■ **PROMPT**:
Copy all lines of the listing that include the string "tiếng".

Stored data entries
....................
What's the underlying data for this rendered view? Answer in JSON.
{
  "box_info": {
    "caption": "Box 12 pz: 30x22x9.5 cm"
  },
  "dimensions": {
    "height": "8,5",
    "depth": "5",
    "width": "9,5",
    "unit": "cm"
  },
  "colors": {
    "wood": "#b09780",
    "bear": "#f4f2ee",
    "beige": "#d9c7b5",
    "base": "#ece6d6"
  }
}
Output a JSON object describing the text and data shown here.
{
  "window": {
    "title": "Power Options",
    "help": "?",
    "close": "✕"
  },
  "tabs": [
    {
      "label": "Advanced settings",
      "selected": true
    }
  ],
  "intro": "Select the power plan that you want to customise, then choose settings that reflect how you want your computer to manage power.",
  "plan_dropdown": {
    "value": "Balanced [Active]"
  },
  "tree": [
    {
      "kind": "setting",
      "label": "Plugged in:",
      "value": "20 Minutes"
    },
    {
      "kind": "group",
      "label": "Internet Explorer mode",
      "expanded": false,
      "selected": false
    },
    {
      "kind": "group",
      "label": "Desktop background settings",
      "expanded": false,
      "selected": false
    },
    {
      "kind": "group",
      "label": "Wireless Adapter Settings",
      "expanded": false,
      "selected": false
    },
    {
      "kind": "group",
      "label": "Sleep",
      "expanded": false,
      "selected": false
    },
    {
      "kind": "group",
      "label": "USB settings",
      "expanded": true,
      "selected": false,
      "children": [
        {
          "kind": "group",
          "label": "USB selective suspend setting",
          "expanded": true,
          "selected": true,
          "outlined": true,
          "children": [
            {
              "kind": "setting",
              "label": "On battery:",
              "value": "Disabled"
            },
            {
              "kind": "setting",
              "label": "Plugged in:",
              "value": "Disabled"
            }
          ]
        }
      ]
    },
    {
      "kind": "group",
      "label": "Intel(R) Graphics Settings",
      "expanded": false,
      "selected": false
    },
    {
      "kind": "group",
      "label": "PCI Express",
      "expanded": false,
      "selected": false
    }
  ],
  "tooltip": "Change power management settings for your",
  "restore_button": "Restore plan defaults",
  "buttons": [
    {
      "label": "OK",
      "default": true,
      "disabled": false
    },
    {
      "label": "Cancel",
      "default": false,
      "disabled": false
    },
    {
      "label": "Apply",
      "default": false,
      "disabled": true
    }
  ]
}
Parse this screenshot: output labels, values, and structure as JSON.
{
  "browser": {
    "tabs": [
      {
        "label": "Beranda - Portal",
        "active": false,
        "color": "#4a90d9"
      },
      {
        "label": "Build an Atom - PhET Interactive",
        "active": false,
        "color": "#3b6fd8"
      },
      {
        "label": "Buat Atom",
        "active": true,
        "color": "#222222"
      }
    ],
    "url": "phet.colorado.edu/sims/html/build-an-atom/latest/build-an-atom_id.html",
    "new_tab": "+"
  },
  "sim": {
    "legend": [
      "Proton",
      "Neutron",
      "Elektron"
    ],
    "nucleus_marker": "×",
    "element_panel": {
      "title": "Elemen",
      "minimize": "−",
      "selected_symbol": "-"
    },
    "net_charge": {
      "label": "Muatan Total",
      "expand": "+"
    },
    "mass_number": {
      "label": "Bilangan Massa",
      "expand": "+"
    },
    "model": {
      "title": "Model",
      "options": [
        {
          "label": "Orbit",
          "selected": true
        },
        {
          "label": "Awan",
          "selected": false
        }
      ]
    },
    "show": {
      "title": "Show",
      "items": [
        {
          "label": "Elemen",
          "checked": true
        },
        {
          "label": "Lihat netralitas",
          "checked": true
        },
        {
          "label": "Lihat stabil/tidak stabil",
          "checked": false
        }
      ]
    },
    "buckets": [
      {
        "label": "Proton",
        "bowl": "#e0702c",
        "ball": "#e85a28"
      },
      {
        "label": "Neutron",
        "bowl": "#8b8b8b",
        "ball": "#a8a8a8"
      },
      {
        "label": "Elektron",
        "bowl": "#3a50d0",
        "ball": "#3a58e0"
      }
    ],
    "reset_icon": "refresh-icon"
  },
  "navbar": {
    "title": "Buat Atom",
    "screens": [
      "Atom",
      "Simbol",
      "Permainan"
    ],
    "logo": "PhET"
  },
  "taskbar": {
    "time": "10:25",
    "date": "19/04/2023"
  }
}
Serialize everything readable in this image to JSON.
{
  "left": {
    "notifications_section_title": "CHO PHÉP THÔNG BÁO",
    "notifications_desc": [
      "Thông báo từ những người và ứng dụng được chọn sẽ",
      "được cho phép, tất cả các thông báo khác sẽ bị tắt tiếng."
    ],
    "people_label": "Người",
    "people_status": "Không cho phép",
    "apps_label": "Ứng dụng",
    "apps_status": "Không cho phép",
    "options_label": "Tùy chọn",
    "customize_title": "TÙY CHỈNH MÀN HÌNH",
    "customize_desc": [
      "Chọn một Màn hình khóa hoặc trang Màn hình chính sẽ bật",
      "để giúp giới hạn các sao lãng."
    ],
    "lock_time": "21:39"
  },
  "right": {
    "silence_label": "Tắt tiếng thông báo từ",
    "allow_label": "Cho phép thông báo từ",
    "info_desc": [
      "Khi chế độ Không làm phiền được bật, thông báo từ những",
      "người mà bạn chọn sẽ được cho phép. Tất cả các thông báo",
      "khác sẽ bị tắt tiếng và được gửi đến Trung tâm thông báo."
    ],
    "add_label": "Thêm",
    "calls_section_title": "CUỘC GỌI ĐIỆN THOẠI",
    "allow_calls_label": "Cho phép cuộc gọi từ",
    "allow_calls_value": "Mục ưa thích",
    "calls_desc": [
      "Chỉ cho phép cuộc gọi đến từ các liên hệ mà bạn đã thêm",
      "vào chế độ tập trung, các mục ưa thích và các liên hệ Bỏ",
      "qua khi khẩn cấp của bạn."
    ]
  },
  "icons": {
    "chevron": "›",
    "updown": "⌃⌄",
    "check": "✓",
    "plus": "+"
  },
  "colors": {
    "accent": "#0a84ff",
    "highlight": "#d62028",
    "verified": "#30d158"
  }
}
....................
■ **ANSWER IN FULL**:
      "được cho phép, tất cả các thông báo khác sẽ bị tắt tiếng."
    "silence_label": "Tắt tiếng thông báo từ",
      "khác sẽ bị tắt tiếng và được gửi đến Trung tâm thông báo."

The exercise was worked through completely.